╔══

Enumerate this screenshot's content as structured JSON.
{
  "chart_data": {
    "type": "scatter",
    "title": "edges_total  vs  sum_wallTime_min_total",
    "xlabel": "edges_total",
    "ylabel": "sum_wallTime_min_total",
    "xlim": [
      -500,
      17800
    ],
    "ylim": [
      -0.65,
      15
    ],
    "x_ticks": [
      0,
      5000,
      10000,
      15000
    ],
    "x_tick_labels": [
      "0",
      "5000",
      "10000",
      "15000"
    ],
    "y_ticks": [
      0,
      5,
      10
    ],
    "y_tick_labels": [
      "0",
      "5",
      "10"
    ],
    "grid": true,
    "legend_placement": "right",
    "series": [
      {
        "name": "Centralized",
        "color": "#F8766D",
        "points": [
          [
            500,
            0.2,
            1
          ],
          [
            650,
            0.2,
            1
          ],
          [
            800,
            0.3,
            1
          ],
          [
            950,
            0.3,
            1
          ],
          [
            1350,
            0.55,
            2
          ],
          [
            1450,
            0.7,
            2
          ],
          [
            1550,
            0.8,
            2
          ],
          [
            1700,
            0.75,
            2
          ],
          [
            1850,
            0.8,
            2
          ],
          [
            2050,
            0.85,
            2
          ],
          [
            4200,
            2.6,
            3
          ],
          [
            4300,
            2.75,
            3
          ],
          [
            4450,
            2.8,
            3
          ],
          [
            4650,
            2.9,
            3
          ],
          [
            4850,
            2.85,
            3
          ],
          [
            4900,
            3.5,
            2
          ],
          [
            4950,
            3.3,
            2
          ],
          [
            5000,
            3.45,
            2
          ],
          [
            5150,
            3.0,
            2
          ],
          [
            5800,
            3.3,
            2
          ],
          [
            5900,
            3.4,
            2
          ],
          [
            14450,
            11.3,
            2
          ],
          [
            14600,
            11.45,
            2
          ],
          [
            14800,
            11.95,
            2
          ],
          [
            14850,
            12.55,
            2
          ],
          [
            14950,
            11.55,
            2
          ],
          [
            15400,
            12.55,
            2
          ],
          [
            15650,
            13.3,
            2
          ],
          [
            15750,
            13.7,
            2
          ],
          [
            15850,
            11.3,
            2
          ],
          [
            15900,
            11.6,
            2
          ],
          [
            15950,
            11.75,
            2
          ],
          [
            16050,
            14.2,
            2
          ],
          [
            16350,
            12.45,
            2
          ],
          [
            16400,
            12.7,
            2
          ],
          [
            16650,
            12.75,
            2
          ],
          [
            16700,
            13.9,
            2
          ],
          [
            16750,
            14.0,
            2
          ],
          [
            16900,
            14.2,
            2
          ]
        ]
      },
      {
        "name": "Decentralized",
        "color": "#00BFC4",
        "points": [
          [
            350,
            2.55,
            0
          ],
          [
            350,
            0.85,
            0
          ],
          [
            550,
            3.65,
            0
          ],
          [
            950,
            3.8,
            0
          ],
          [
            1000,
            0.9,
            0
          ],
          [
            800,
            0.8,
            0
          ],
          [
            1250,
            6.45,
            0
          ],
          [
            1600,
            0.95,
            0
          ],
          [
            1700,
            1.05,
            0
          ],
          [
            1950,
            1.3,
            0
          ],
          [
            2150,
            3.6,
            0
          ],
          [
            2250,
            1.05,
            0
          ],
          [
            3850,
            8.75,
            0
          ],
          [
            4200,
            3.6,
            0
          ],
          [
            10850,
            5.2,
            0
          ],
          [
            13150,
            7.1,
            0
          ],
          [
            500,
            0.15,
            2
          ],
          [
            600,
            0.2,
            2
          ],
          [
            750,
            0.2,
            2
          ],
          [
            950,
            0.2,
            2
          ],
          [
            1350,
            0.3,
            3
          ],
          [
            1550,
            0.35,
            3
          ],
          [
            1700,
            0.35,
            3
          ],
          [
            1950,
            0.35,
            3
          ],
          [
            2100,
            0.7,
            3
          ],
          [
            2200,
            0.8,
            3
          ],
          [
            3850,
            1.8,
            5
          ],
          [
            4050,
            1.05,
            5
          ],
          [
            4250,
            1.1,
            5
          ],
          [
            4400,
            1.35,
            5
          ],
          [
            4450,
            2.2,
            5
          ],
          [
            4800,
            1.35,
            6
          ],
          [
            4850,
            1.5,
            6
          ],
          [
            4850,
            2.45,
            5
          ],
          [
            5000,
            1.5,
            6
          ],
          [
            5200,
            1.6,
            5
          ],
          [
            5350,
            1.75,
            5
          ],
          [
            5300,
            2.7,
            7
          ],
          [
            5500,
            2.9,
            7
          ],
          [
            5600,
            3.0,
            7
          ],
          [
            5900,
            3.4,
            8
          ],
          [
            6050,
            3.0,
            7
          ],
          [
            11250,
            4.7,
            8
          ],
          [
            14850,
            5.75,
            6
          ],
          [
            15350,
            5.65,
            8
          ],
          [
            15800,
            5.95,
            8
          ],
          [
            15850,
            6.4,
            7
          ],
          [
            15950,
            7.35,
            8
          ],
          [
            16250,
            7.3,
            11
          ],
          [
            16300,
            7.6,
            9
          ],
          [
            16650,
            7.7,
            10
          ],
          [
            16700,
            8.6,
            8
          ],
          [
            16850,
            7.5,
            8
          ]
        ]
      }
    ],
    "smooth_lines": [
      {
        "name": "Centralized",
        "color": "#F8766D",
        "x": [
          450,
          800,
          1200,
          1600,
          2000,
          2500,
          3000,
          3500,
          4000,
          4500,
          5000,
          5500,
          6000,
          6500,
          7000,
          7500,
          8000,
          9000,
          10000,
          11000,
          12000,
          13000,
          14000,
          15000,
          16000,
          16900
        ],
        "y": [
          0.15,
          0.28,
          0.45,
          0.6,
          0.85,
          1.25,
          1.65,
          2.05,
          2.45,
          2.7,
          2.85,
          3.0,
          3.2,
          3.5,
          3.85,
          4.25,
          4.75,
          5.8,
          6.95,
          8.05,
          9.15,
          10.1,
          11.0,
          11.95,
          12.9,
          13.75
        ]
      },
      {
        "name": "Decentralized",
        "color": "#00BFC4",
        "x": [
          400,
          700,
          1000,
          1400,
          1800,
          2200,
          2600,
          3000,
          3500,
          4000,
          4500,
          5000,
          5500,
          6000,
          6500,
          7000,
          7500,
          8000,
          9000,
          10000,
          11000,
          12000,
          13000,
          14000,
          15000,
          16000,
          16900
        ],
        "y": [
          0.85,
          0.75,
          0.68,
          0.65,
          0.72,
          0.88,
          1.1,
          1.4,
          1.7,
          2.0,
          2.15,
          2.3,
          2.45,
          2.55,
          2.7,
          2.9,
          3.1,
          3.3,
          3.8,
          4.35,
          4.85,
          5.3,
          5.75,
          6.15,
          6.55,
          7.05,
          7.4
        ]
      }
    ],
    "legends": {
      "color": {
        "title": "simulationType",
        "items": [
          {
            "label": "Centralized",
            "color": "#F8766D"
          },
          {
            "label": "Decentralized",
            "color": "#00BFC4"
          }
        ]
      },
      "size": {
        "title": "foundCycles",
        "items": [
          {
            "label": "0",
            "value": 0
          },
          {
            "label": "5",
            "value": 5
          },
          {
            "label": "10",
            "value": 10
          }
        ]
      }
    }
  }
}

╚══

Copy all lines from the listing that contain "color".

        "color": "#F8766D",
        "color": "#00BFC4",
        "color": "#F8766D",
        "color": "#00BFC4",
      "color": {
            "color": "#F8766D"
            "color": "#00BFC4"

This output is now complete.